* BEGIN *

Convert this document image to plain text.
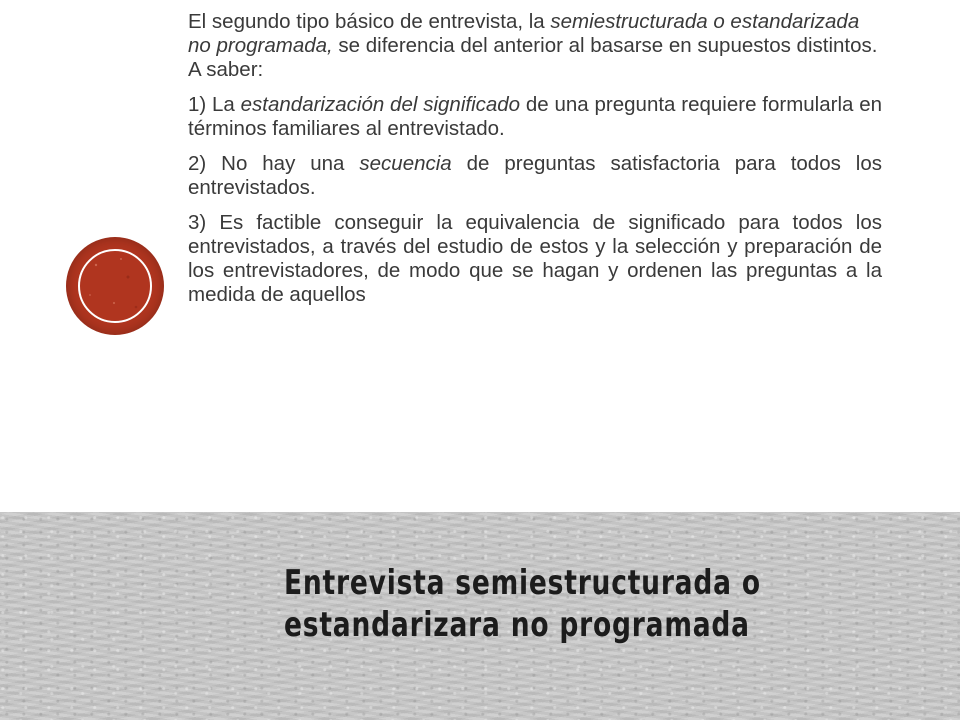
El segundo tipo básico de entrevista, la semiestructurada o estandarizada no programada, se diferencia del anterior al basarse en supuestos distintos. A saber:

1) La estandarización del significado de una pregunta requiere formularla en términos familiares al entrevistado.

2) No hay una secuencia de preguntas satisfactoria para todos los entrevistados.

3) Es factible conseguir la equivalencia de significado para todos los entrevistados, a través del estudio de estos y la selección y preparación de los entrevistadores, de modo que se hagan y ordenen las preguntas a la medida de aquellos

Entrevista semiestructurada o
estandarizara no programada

* END *
* BEGIN *

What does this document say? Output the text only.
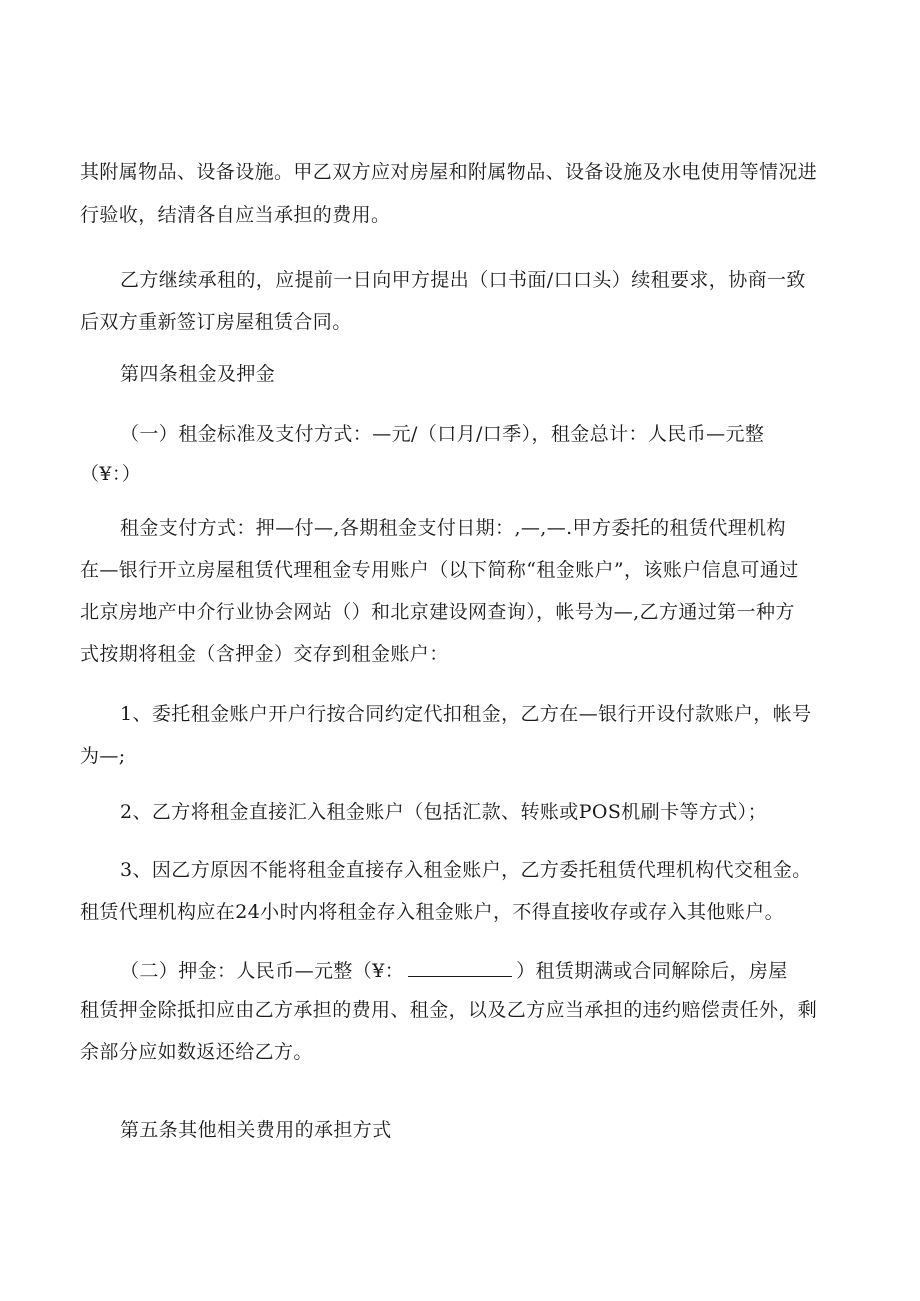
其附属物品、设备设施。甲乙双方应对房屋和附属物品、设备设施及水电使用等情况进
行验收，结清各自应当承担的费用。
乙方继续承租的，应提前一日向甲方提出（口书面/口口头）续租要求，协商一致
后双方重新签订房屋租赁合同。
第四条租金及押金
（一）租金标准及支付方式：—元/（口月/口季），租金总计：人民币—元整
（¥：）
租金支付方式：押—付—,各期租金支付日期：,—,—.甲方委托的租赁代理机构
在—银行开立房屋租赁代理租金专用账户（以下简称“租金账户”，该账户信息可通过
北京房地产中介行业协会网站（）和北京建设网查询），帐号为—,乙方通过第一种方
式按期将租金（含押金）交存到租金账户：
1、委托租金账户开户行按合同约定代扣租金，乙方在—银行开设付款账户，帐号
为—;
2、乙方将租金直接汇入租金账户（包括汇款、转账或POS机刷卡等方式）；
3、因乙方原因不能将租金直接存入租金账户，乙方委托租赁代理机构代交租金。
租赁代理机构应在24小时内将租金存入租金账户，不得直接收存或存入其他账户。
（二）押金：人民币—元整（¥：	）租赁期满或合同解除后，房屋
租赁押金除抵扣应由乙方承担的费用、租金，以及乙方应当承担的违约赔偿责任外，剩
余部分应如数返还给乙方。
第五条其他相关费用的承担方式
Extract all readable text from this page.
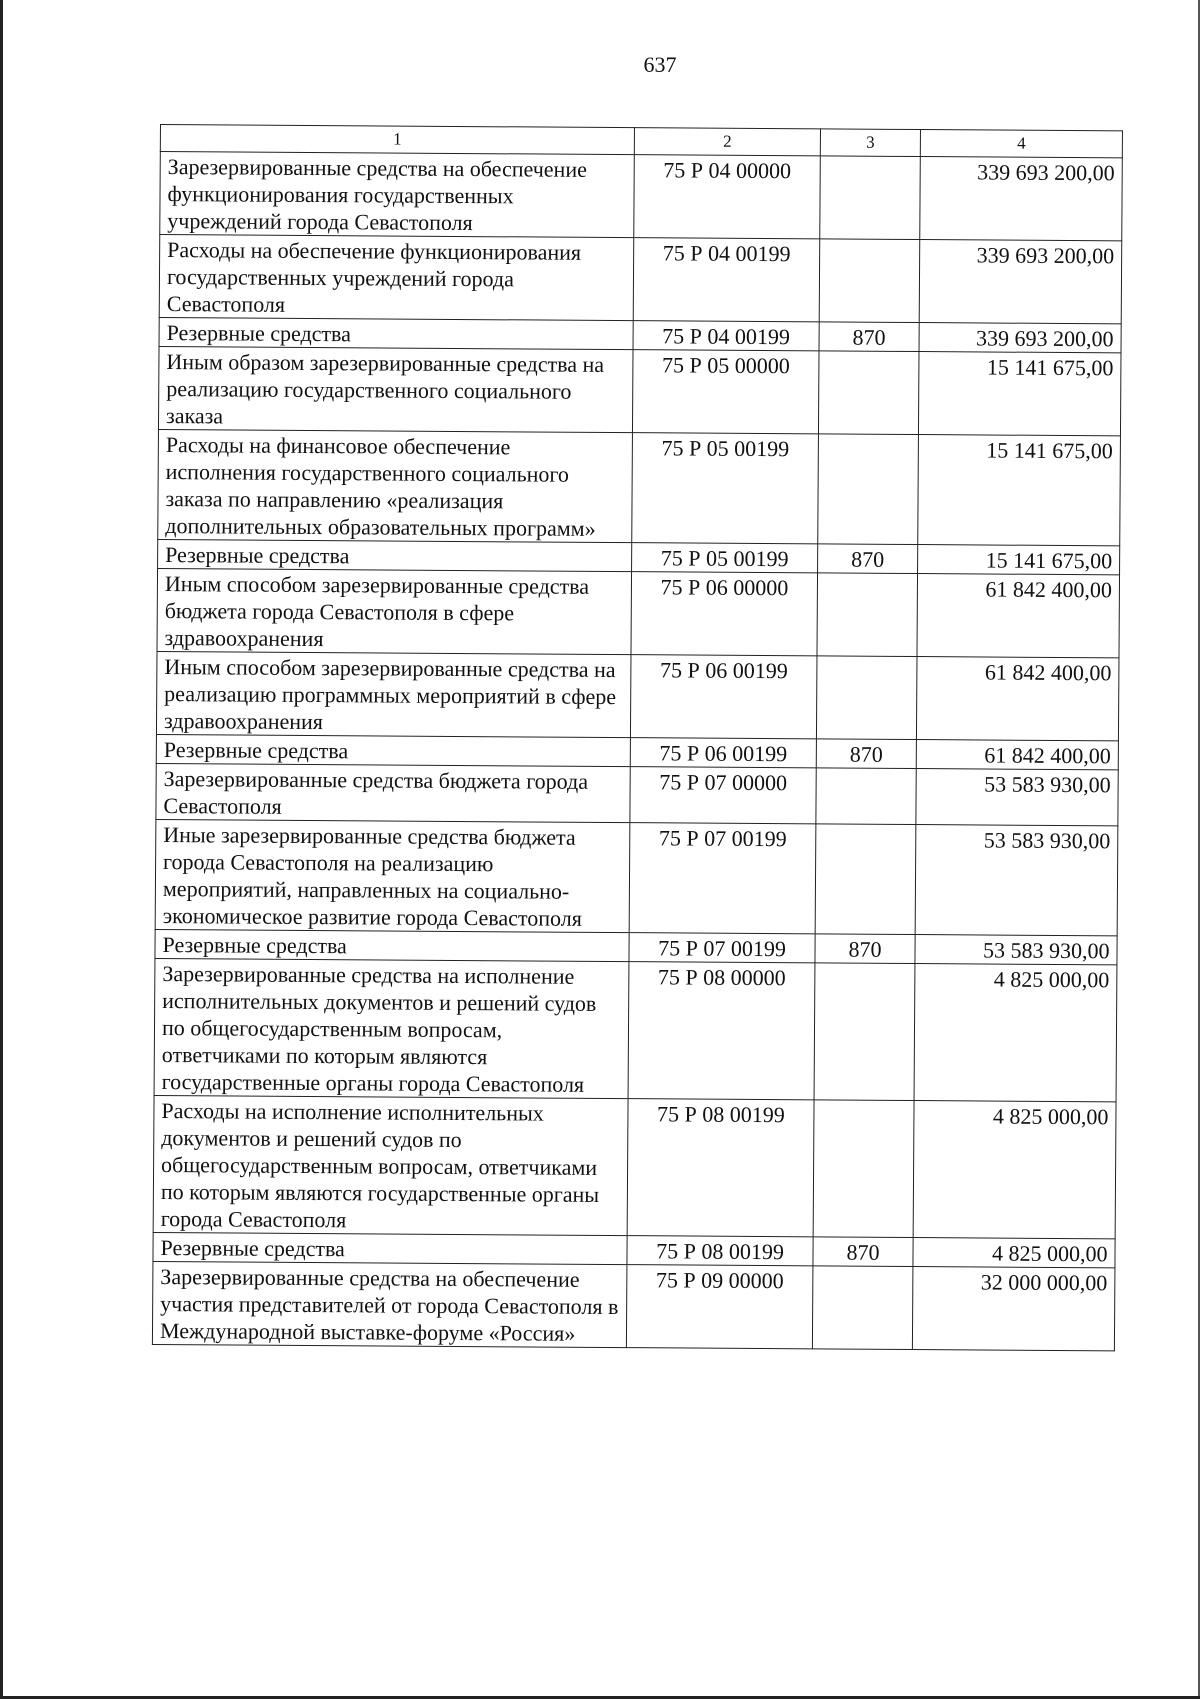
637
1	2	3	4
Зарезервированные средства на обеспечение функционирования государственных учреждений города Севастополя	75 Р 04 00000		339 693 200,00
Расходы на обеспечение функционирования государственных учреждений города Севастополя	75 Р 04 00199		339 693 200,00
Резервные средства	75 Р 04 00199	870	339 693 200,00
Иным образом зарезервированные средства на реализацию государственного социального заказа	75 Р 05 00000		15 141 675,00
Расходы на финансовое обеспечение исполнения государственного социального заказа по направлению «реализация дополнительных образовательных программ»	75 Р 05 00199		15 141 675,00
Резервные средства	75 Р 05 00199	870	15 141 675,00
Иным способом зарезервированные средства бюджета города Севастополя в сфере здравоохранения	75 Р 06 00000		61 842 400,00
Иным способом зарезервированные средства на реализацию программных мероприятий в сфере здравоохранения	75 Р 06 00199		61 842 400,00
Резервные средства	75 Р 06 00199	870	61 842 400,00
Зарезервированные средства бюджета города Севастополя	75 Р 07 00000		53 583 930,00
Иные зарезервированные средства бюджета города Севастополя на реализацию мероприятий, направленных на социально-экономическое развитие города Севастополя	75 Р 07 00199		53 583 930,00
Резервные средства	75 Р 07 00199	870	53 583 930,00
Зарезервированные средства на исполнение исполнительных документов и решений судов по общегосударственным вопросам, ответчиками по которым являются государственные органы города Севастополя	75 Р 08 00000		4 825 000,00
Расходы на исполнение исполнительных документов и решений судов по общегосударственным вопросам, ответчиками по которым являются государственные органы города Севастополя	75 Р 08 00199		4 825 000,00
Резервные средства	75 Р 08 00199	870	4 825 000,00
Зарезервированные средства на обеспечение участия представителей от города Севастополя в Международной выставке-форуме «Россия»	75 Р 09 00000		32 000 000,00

* END *
* BEGIN *

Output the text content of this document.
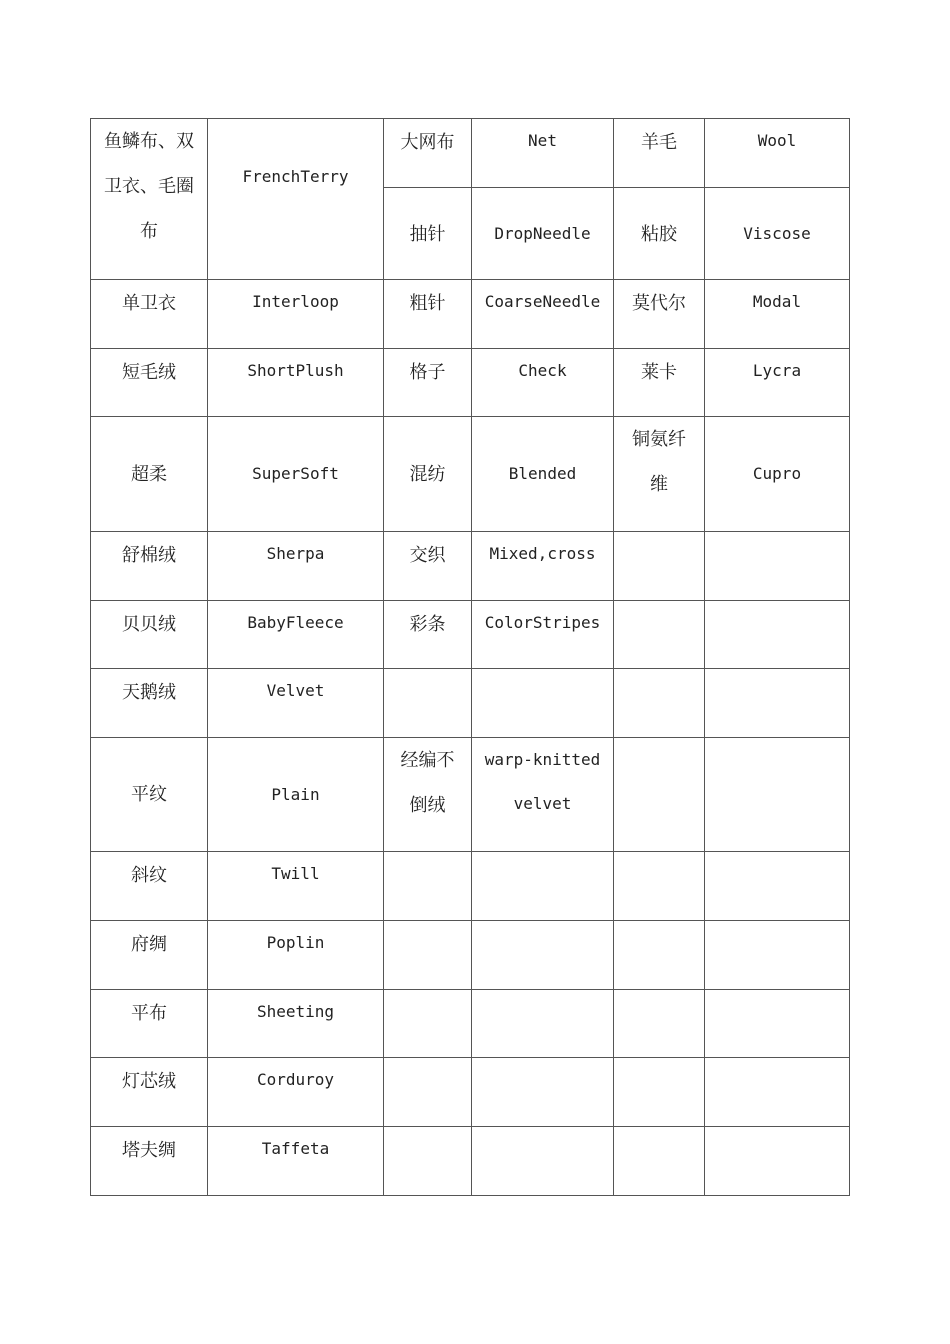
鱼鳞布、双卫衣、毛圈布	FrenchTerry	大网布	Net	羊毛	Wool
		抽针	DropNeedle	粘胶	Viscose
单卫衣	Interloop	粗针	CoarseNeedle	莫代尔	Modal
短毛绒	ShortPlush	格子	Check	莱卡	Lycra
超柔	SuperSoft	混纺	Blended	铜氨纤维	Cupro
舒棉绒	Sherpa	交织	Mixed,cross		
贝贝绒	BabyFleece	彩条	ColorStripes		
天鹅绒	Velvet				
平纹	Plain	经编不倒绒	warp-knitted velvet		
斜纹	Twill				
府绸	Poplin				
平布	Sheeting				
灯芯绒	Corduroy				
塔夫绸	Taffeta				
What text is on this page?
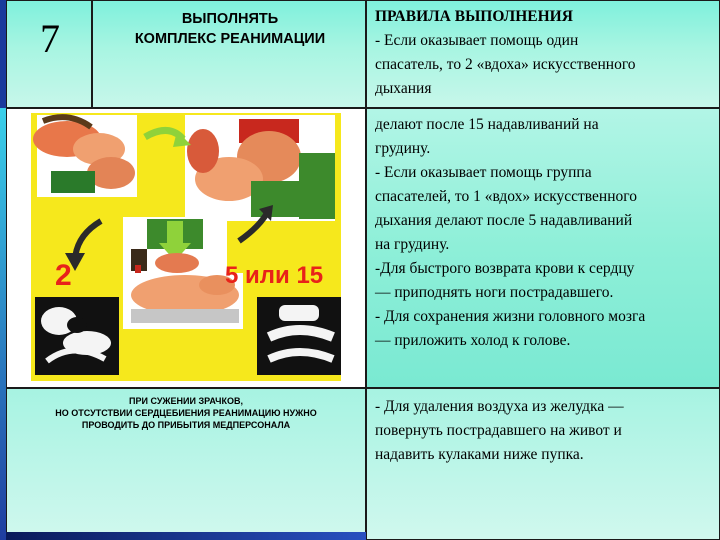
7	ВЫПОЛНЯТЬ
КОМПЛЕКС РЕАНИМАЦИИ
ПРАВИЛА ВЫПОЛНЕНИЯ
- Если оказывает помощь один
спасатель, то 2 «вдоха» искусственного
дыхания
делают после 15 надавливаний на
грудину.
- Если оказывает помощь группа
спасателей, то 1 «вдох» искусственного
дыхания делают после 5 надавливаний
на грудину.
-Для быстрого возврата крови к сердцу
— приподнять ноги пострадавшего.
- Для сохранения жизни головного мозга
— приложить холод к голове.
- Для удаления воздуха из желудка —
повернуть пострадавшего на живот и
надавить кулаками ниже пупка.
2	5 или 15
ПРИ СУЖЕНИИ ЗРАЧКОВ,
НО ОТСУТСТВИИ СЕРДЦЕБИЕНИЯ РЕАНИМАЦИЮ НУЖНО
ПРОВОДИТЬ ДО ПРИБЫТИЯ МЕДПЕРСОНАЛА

* END *

■ **Given request**
Pull out the lines above in which the word "государственные" appears.

■ **Written solution**
Зарезервированные средства на исполнение исполнительных документов и решений судов по общегосударственным вопросам, ответчиками по которым являются государственные органы города Севастополя	75 Р 08 00000		4 825 000,00
Расходы на исполнение исполнительных документов и решений судов по общегосударственным вопросам, ответчиками по которым являются государственные органы города Севастополя	75 Р 08 00199		4 825 000,00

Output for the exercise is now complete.